> _RECORD SET_:

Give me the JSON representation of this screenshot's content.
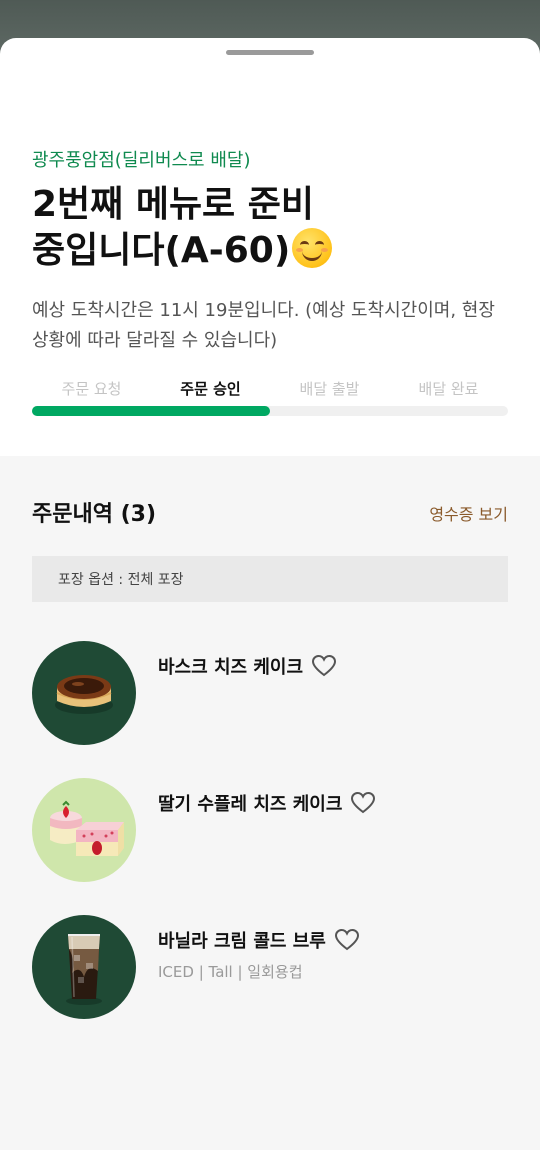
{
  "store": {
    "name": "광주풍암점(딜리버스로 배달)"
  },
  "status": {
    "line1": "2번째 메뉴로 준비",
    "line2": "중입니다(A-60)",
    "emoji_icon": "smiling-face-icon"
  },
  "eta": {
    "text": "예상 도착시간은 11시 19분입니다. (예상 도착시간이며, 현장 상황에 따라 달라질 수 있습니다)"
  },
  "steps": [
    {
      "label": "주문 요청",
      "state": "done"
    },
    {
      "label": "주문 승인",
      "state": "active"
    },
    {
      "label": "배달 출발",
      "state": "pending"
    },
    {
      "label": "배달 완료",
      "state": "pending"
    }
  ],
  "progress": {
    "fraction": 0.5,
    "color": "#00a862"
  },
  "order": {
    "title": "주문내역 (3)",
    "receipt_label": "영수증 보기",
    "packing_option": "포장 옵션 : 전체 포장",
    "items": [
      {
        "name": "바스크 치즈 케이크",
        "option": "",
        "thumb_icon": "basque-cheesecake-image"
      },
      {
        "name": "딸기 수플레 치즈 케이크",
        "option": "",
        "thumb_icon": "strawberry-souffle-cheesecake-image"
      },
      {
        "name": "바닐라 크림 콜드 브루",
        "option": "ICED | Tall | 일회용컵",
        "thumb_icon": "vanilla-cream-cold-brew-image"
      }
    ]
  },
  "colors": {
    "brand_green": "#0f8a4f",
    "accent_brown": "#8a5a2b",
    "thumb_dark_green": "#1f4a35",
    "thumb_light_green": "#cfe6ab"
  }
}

...

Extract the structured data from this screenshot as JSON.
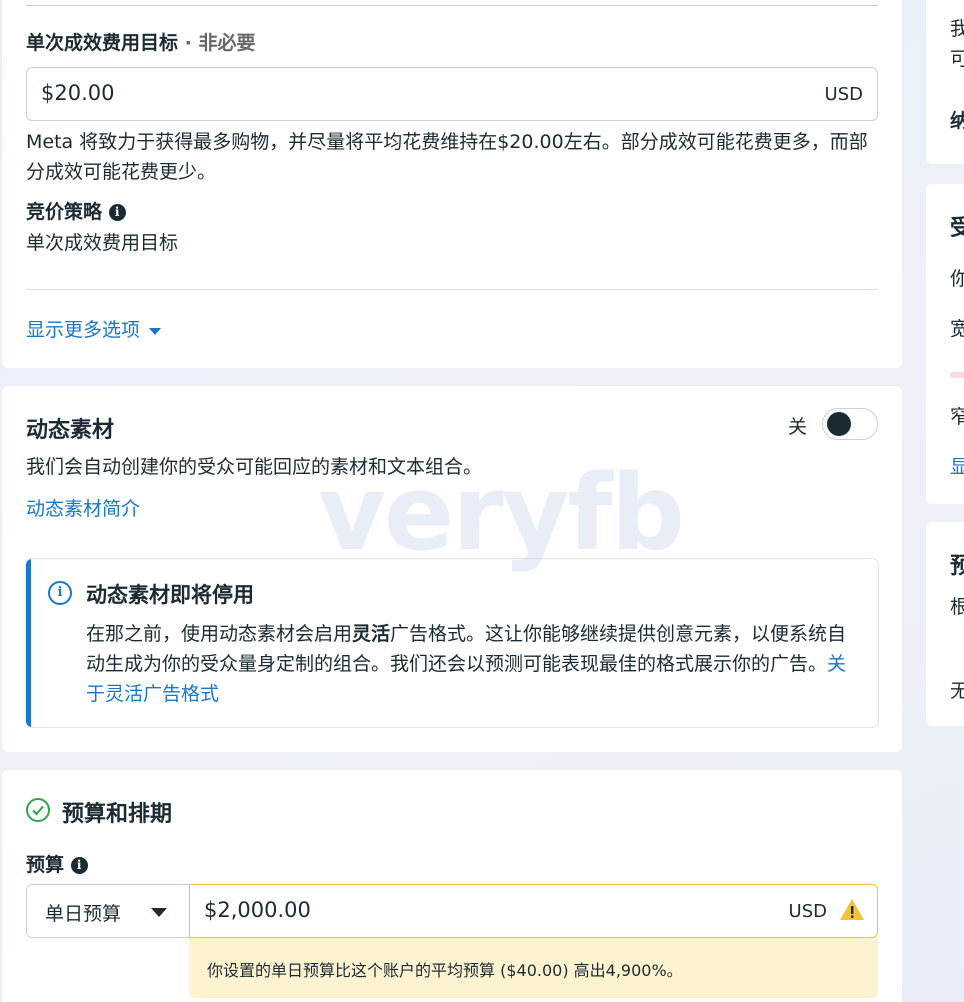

* * *

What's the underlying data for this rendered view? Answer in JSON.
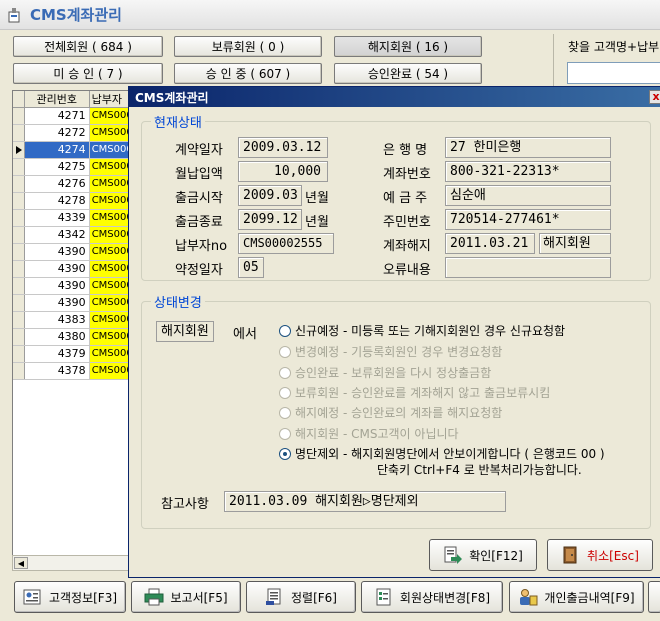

> _TASK_: Copy out all lines from the material above that contain the string "data".

> _ANSWER FOR THIS EXERCISE_:
Extract the structured data from this screenshot as JSON.
What's the underlying data for this rendered view? Answer in JSON.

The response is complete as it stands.